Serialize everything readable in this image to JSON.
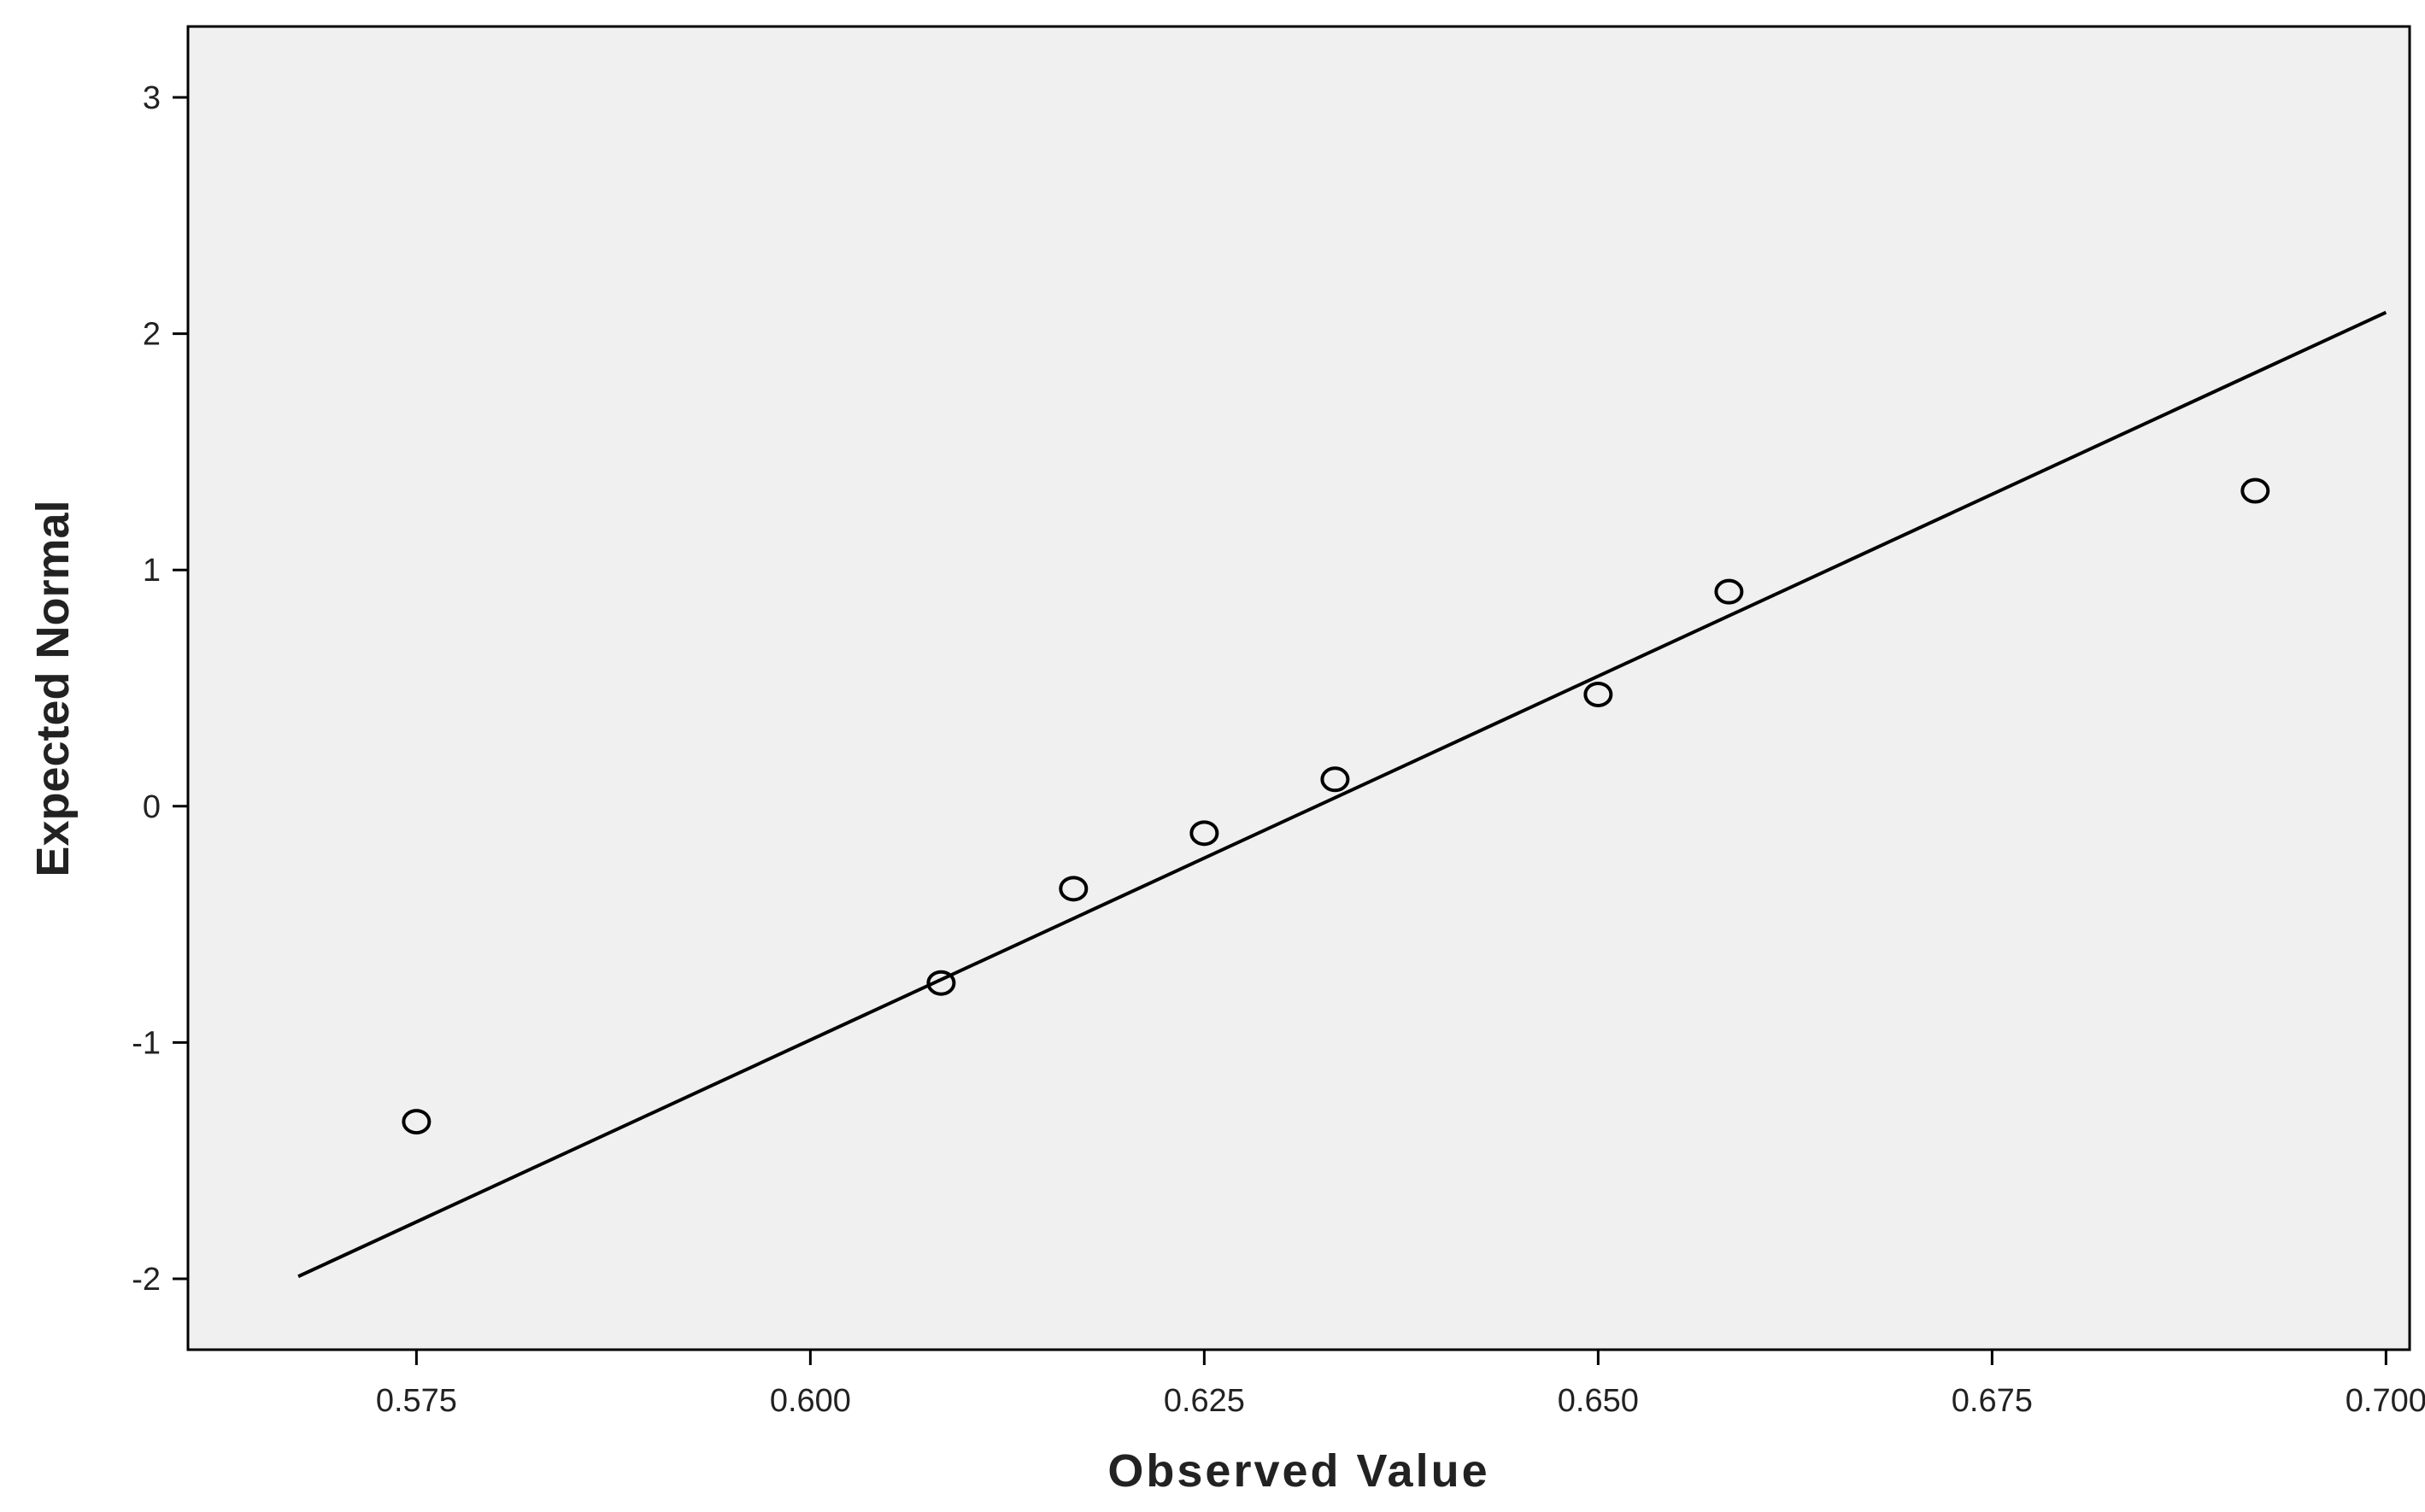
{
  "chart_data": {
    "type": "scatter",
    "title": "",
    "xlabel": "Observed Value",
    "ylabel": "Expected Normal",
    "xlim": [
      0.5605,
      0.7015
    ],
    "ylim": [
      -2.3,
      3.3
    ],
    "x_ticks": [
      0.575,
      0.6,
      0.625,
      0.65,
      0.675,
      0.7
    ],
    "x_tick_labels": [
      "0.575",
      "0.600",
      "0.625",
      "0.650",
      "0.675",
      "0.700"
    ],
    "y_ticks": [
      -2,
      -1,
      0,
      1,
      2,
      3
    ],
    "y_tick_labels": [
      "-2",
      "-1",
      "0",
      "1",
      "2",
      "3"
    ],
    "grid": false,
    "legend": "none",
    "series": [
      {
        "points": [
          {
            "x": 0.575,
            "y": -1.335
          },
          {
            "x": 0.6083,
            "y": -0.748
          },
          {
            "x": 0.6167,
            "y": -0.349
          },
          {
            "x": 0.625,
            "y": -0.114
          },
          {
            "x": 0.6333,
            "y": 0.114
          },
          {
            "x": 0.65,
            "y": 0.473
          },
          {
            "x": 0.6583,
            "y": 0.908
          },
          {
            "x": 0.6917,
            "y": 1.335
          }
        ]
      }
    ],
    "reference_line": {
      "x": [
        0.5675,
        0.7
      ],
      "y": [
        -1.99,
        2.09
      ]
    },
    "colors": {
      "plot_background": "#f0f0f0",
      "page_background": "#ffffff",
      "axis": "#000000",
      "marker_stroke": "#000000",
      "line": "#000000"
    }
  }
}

# What the task requires:
Your copy of the data should match it exactly, except that pictures are left out.

# Solution to the problem:
Serialize everything readable in this image to JSON.
{
  "chart_data": {
    "type": "scatter",
    "title": "",
    "xlabel": "Observed Value",
    "ylabel": "Expected Normal",
    "xlim": [
      0.5605,
      0.7015
    ],
    "ylim": [
      -2.3,
      3.3
    ],
    "x_ticks": [
      0.575,
      0.6,
      0.625,
      0.65,
      0.675,
      0.7
    ],
    "x_tick_labels": [
      "0.575",
      "0.600",
      "0.625",
      "0.650",
      "0.675",
      "0.700"
    ],
    "y_ticks": [
      -2,
      -1,
      0,
      1,
      2,
      3
    ],
    "y_tick_labels": [
      "-2",
      "-1",
      "0",
      "1",
      "2",
      "3"
    ],
    "grid": false,
    "legend": "none",
    "series": [
      {
        "points": [
          {
            "x": 0.575,
            "y": -1.335
          },
          {
            "x": 0.6083,
            "y": -0.748
          },
          {
            "x": 0.6167,
            "y": -0.349
          },
          {
            "x": 0.625,
            "y": -0.114
          },
          {
            "x": 0.6333,
            "y": 0.114
          },
          {
            "x": 0.65,
            "y": 0.473
          },
          {
            "x": 0.6583,
            "y": 0.908
          },
          {
            "x": 0.6917,
            "y": 1.335
          }
        ]
      }
    ],
    "reference_line": {
      "x": [
        0.5675,
        0.7
      ],
      "y": [
        -1.99,
        2.09
      ]
    },
    "colors": {
      "plot_background": "#f0f0f0",
      "page_background": "#ffffff",
      "axis": "#000000",
      "marker_stroke": "#000000",
      "line": "#000000"
    }
  }
}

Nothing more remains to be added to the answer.